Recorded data
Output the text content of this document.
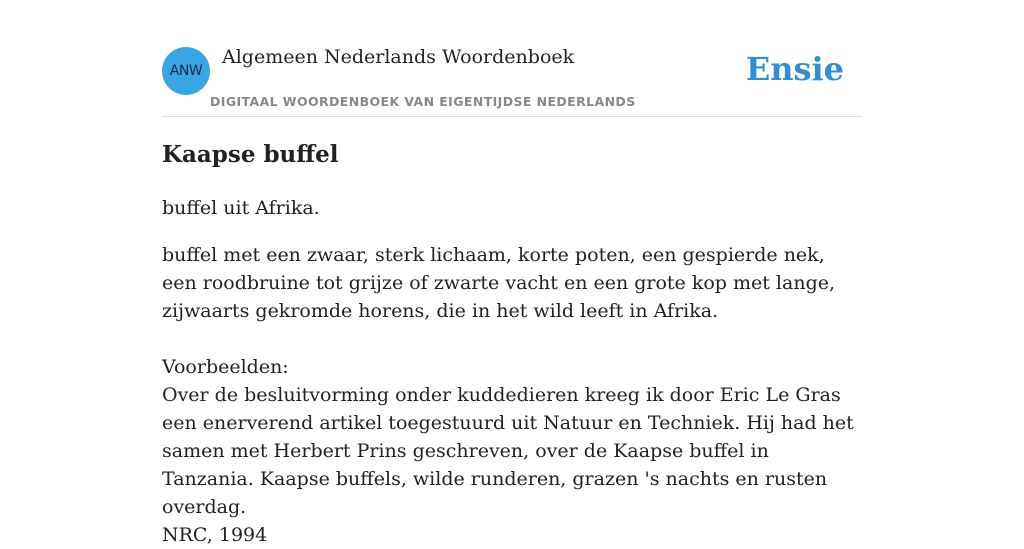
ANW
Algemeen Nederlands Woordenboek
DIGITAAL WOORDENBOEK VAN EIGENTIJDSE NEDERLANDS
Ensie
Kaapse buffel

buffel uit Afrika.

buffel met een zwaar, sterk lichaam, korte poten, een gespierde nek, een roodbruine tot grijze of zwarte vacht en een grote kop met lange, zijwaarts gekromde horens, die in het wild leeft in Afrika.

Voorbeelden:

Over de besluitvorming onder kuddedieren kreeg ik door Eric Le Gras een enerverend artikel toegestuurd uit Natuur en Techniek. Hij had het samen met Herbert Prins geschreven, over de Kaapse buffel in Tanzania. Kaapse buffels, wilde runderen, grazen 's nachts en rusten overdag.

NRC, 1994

• **REQUIRED TASK**
Locate and copy each line in the data above that includes the word "Kaapse".

• **OUTPUT OF THE EXERCISE**
Kaapse buffel
Over de besluitvorming onder kuddedieren kreeg ik door Eric Le Gras een enerverend artikel toegestuurd uit Natuur en Techniek. Hij had het samen met Herbert Prins geschreven, over de Kaapse buffel in Tanzania. Kaapse buffels, wilde runderen, grazen 's nachts en rusten overdag.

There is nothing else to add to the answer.